[Data entries]

— start —

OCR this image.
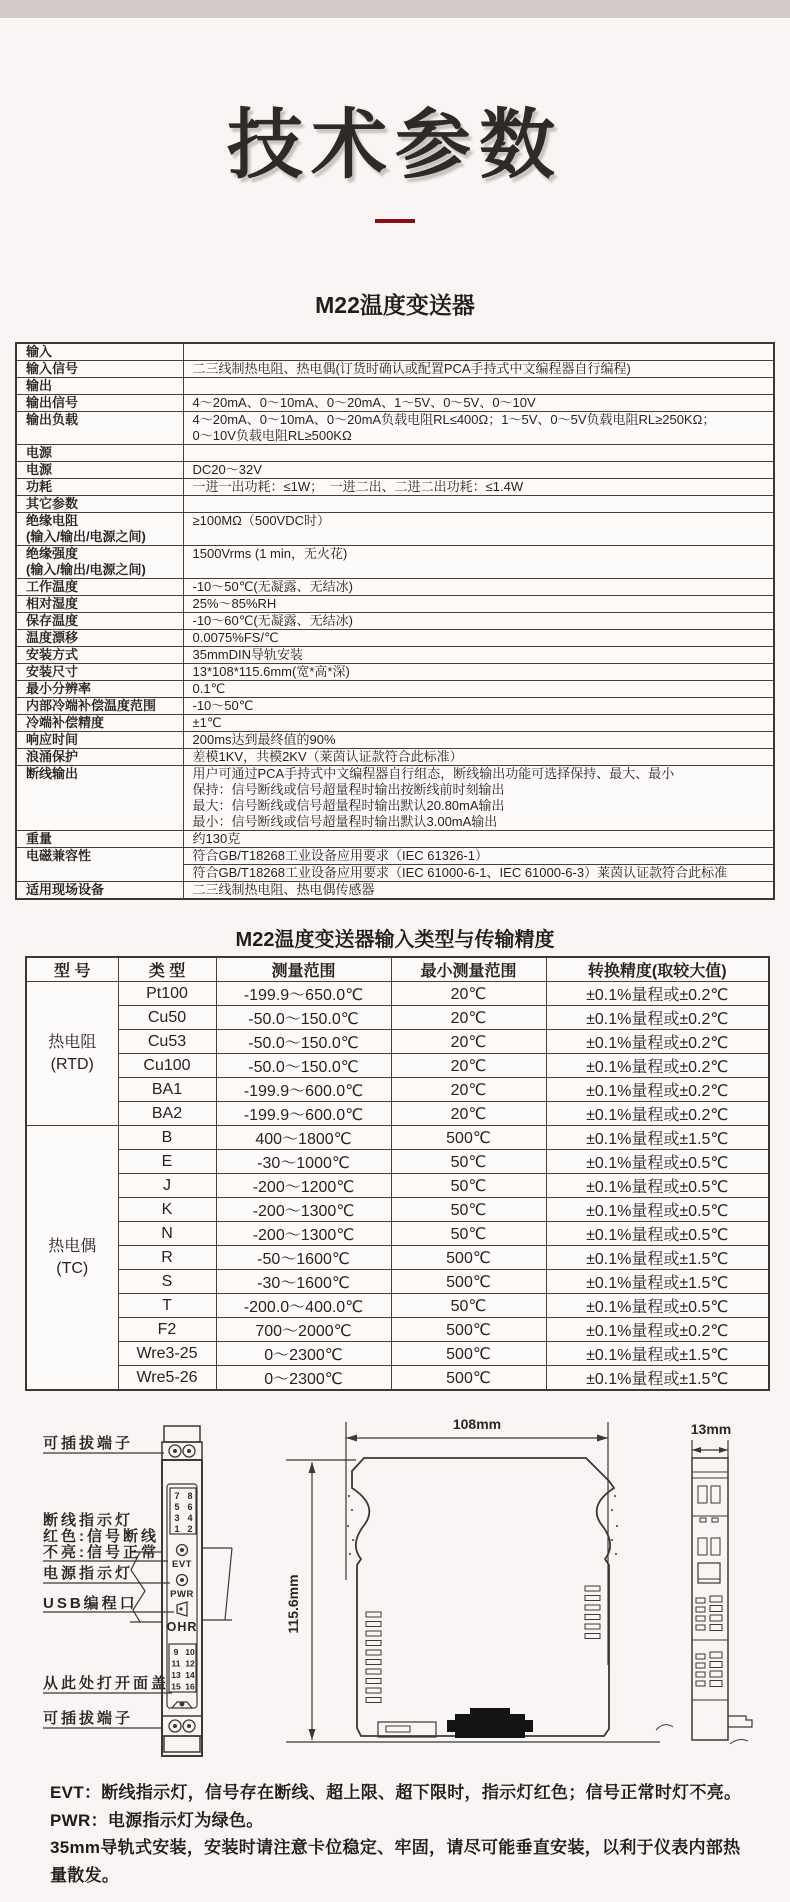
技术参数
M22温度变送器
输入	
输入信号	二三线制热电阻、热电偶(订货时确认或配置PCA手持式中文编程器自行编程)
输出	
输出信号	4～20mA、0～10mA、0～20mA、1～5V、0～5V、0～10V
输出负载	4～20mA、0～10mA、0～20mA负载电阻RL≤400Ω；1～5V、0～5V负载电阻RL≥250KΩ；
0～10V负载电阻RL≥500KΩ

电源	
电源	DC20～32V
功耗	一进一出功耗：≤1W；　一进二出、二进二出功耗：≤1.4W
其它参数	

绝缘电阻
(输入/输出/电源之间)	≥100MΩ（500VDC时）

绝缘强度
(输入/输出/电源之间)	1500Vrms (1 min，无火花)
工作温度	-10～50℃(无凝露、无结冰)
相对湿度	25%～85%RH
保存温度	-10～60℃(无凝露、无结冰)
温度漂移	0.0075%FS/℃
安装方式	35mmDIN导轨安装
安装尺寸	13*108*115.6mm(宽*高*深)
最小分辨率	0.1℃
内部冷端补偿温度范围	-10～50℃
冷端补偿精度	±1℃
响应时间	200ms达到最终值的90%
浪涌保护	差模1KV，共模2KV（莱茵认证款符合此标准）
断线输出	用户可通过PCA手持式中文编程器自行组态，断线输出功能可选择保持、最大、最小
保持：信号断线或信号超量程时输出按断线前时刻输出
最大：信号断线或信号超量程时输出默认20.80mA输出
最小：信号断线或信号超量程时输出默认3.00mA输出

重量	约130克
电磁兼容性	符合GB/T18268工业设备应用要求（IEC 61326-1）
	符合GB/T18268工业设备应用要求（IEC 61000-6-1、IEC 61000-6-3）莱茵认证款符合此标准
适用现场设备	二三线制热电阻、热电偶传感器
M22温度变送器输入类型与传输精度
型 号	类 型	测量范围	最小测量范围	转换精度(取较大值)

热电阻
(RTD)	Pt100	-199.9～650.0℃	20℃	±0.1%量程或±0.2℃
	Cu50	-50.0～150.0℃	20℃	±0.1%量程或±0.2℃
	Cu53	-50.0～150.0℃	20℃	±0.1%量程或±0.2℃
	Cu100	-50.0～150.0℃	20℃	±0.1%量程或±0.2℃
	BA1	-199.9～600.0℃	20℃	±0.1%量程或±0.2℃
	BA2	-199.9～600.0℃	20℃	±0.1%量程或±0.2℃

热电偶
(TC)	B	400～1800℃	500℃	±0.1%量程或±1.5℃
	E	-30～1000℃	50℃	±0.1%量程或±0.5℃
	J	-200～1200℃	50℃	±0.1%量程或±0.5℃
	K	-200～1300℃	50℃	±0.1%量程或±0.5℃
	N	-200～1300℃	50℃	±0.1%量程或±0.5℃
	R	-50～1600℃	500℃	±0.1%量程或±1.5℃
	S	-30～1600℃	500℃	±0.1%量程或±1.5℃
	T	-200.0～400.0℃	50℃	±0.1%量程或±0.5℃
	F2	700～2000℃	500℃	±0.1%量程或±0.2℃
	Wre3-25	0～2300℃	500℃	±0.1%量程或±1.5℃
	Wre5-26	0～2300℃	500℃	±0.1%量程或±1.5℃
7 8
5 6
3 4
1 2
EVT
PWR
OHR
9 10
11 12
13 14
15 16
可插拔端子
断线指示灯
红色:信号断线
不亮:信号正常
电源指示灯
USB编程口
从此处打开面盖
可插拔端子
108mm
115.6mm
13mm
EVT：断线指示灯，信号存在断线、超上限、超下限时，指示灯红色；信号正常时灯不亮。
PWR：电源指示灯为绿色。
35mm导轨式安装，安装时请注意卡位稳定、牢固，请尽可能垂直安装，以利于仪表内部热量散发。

— end —
— start —

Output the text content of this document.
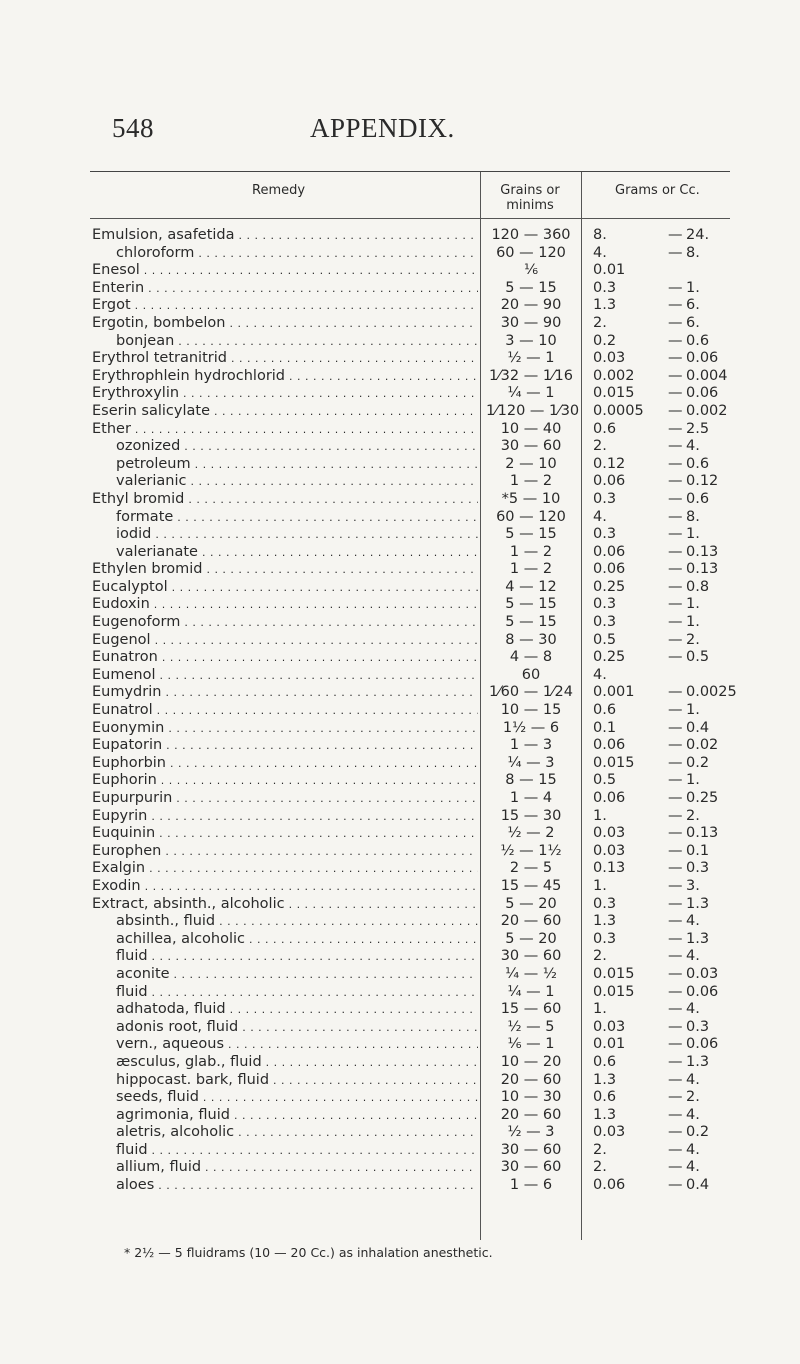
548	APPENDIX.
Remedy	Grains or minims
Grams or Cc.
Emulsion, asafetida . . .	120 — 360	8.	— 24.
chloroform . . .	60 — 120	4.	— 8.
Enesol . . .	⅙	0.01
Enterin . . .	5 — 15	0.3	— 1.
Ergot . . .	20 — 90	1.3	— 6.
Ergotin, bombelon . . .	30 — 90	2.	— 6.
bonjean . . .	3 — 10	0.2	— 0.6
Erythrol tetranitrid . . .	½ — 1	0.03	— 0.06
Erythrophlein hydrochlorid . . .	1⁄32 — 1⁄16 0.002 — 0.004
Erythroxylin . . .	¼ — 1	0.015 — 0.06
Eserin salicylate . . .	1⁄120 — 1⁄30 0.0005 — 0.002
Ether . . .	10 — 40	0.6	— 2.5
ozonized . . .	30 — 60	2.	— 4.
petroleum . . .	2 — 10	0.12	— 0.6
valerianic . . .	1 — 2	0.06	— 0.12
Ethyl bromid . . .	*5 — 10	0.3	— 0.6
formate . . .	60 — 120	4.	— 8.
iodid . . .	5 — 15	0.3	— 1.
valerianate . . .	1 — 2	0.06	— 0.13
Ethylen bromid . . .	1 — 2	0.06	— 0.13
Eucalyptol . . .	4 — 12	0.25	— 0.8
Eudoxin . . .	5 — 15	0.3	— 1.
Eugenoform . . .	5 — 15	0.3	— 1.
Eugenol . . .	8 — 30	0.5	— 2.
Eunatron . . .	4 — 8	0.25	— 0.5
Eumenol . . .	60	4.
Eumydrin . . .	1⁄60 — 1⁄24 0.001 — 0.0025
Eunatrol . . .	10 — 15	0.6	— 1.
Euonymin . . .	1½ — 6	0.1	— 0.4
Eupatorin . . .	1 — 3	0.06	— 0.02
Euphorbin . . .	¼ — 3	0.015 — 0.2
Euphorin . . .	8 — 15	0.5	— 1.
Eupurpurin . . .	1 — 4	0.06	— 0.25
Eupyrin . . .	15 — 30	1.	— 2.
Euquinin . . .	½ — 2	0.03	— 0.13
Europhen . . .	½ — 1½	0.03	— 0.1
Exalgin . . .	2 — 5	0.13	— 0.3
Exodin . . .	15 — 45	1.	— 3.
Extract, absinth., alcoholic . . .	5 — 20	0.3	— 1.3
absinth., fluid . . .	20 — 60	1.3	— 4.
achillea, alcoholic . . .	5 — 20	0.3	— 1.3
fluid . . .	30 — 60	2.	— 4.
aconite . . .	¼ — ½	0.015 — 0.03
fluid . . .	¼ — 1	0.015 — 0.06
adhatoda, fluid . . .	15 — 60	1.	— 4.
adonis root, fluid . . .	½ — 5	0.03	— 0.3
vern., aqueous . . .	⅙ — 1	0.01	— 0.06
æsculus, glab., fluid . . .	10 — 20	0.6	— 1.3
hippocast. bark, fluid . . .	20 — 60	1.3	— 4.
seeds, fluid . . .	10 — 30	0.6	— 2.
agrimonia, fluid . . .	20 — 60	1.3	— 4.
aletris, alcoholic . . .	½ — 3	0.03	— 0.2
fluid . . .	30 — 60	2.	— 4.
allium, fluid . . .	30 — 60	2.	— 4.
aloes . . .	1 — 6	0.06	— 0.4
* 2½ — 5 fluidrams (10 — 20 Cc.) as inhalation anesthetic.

— end —

What is asked:
Note how many lines of the material contain the string "this". Then report that number by itself.

Full output:
2